Stated goal
Copy every line of the following data that includes the string "Gérance".

--- START OF Dataset records ---

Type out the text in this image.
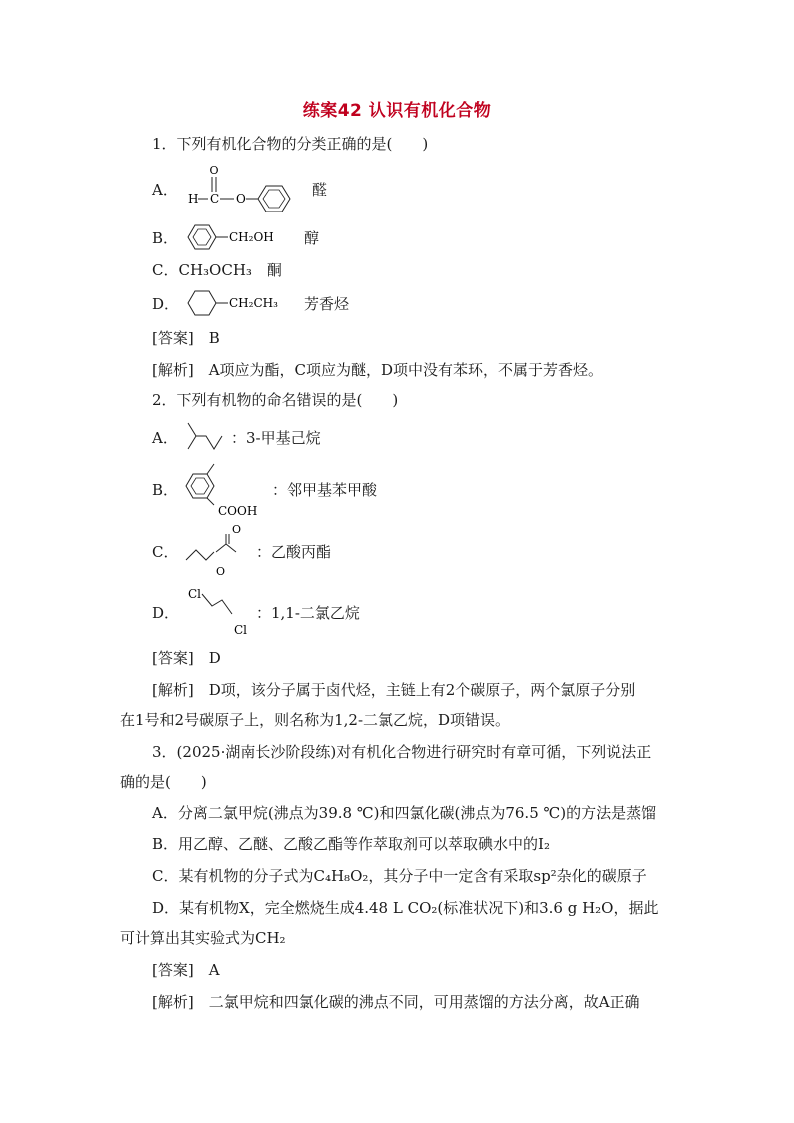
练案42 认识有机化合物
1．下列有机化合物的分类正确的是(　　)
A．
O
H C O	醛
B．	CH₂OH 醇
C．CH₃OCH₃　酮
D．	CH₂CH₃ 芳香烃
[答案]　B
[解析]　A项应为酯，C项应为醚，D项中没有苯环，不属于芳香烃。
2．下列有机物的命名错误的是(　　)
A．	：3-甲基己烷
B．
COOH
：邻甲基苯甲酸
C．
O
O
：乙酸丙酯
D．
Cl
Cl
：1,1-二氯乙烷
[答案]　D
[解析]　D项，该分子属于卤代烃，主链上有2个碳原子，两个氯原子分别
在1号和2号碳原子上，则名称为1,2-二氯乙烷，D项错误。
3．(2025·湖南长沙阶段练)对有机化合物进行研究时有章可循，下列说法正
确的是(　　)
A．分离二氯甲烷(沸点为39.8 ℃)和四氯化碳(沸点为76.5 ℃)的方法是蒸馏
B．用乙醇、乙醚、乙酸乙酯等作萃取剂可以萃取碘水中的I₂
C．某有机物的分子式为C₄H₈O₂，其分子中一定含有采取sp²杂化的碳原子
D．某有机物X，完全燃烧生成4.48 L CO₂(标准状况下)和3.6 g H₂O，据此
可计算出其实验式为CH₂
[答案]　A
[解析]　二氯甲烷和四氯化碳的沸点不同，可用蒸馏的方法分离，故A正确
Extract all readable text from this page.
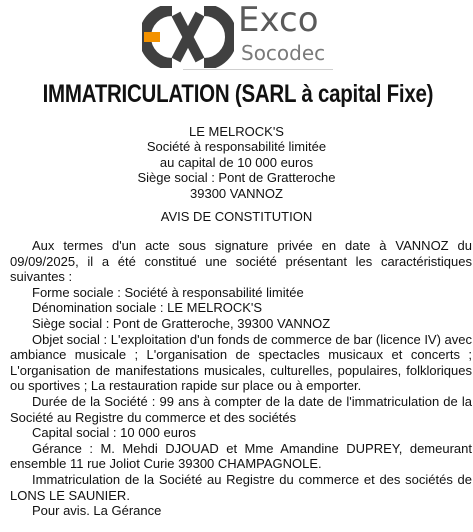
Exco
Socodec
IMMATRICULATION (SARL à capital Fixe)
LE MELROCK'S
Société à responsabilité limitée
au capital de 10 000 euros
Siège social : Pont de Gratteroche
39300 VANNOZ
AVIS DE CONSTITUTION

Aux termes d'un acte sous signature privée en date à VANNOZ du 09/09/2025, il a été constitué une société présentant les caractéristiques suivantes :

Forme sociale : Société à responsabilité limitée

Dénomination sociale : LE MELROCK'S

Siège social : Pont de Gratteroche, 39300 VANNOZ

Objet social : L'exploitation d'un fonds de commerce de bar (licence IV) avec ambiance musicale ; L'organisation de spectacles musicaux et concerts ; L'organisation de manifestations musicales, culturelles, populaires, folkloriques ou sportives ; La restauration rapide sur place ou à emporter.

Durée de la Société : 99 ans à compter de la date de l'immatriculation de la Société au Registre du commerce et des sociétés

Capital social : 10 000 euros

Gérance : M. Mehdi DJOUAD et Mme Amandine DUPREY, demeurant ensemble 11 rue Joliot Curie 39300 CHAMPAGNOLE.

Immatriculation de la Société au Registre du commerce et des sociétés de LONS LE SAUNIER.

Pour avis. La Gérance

--- END OF Dataset records ---

Correct result
Gérance : M. Mehdi DJOUAD et Mme Amandine DUPREY, demeurant ensemble 11 rue Joliot Curie 39300 CHAMPAGNOLE.
Pour avis. La Gérance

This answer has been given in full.